**What you will do**
In the material below, find each line holding the string "溶液中浸泡" and copy it.

>> START Data rows

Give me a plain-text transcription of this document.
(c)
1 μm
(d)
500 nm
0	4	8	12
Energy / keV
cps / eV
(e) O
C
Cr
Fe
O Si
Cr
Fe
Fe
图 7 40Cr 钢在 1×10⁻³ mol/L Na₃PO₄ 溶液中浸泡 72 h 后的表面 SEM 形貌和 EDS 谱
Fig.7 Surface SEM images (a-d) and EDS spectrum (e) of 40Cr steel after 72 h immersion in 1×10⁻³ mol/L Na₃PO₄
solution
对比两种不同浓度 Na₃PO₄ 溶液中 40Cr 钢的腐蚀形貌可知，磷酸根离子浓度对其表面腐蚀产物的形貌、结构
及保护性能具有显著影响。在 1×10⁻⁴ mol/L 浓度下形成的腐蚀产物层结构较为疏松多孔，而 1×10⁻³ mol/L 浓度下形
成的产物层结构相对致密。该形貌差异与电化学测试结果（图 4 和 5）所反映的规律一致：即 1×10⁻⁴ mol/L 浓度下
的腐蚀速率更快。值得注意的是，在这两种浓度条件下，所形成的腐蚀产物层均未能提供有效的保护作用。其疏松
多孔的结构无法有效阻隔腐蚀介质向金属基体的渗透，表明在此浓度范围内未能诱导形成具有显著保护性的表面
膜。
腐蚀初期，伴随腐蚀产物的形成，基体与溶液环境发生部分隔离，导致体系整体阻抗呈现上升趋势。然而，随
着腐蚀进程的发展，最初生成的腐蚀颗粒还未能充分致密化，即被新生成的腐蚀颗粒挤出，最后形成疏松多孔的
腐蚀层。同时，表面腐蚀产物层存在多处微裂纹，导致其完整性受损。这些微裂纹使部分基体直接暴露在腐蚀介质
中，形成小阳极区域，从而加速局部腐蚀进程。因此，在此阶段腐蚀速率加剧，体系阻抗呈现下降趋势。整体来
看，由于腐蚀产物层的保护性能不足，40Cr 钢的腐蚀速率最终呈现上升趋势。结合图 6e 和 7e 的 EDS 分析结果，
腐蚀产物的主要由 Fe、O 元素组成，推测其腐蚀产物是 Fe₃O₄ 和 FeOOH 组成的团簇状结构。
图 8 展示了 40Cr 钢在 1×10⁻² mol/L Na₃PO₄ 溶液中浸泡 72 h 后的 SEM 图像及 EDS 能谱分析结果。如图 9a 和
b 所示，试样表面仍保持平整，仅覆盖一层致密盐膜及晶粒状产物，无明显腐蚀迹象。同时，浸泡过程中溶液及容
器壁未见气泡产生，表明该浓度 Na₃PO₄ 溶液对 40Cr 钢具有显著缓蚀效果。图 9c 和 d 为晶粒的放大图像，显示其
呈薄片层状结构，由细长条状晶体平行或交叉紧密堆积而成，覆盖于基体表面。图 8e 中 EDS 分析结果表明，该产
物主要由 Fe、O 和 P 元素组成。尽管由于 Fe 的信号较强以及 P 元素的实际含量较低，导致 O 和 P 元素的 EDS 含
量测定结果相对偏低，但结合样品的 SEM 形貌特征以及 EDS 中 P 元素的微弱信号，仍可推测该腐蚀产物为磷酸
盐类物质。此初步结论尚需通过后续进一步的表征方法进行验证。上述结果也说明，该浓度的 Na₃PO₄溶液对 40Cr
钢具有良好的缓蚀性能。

>> END Data rows

**Response to the task**
图 7 40Cr 钢在 1×10⁻³ mol/L Na₃PO₄ 溶液中浸泡 72 h 后的表面 SEM 形貌和 EDS 谱
图 8 展示了 40Cr 钢在 1×10⁻² mol/L Na₃PO₄ 溶液中浸泡 72 h 后的 SEM 图像及 EDS 能谱分析结果。如图 9a 和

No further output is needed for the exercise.